Aim of the exercise
Return the lines of the records below without any changes, starting with the first line and stopping after the line that contains "x-tick-label: 0.6 <box>213 533 248 558</box>", including that line.

-------

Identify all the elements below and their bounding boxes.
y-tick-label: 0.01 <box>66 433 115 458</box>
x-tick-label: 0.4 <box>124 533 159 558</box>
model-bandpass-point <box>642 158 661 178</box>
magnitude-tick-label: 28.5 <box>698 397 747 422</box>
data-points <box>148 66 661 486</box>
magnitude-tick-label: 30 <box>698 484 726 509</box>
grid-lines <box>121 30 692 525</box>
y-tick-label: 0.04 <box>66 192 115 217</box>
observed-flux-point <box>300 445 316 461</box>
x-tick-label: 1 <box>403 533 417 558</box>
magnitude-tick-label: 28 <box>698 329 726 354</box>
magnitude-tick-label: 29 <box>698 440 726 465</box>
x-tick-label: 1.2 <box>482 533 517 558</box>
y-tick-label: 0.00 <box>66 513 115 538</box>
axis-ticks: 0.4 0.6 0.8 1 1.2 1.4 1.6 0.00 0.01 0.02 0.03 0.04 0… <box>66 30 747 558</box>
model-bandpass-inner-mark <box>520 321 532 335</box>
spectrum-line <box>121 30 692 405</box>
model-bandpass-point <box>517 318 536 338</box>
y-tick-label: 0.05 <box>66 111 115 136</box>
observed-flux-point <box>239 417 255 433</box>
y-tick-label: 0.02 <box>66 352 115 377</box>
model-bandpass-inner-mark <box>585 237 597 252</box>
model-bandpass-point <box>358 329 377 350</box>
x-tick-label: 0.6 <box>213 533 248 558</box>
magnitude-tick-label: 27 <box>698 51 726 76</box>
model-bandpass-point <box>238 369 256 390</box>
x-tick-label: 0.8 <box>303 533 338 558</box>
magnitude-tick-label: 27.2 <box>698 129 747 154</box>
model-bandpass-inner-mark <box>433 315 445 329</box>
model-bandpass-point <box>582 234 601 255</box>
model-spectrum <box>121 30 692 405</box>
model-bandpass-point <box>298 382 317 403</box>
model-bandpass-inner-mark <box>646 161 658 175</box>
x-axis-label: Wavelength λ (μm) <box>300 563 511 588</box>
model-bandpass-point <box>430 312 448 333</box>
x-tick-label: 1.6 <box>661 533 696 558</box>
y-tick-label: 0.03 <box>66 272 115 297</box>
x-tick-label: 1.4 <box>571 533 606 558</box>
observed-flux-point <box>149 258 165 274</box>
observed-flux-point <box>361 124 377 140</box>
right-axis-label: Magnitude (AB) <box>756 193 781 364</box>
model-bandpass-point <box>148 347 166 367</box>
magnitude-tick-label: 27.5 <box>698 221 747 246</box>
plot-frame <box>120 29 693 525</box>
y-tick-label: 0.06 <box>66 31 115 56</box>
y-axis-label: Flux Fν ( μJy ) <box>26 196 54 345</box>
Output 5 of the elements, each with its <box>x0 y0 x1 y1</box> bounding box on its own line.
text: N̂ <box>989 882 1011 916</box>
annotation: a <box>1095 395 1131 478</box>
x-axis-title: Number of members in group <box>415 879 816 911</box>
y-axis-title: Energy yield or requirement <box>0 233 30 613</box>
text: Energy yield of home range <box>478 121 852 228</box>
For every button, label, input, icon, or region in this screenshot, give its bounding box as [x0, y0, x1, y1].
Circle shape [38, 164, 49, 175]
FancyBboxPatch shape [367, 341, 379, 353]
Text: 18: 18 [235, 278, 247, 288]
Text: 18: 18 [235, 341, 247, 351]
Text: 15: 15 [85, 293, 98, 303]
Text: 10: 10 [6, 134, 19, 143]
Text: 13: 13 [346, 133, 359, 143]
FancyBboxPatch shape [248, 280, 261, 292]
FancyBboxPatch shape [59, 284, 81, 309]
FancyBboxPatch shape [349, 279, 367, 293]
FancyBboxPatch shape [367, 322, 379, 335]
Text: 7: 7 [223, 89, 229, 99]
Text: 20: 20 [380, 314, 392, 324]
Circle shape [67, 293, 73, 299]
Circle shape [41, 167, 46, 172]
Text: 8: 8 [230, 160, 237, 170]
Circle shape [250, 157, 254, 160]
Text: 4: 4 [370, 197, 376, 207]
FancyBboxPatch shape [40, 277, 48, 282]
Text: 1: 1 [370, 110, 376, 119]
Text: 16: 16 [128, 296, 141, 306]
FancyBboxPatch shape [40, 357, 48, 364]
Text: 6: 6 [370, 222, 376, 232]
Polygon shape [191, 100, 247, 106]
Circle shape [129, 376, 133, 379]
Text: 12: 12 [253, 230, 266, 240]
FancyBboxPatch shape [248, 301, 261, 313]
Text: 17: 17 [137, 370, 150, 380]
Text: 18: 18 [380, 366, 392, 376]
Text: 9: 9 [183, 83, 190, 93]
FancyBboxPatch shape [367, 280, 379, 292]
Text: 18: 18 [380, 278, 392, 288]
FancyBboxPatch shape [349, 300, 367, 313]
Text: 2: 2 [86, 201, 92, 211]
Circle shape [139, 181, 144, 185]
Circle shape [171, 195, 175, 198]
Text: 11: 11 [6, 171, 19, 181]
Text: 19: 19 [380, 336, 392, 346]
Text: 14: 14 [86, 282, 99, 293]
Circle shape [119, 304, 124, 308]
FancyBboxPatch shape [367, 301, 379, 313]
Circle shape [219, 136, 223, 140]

-------

Answer
Identify all the elements below and their bounding boxes.
y-tick-label: 0.01 <box>66 433 115 458</box>
x-tick-label: 0.4 <box>124 533 159 558</box>
model-bandpass-point <box>642 158 661 178</box>
magnitude-tick-label: 28.5 <box>698 397 747 422</box>
data-points <box>148 66 661 486</box>
magnitude-tick-label: 30 <box>698 484 726 509</box>
grid-lines <box>121 30 692 525</box>
y-tick-label: 0.04 <box>66 192 115 217</box>
observed-flux-point <box>300 445 316 461</box>
x-tick-label: 1 <box>403 533 417 558</box>
magnitude-tick-label: 28 <box>698 329 726 354</box>
magnitude-tick-label: 29 <box>698 440 726 465</box>
x-tick-label: 1.2 <box>482 533 517 558</box>
y-tick-label: 0.00 <box>66 513 115 538</box>
axis-ticks: 0.4 0.6 0.8 1 1.2 1.4 1.6 0.00 0.01 0.02 0.03 0.04 0… <box>66 30 747 558</box>
model-bandpass-inner-mark <box>520 321 532 335</box>
spectrum-line <box>121 30 692 405</box>
model-bandpass-point <box>517 318 536 338</box>
y-tick-label: 0.05 <box>66 111 115 136</box>
observed-flux-point <box>239 417 255 433</box>
y-tick-label: 0.02 <box>66 352 115 377</box>
model-bandpass-inner-mark <box>585 237 597 252</box>
model-bandpass-point <box>358 329 377 350</box>
x-tick-label: 0.6 <box>213 533 248 558</box>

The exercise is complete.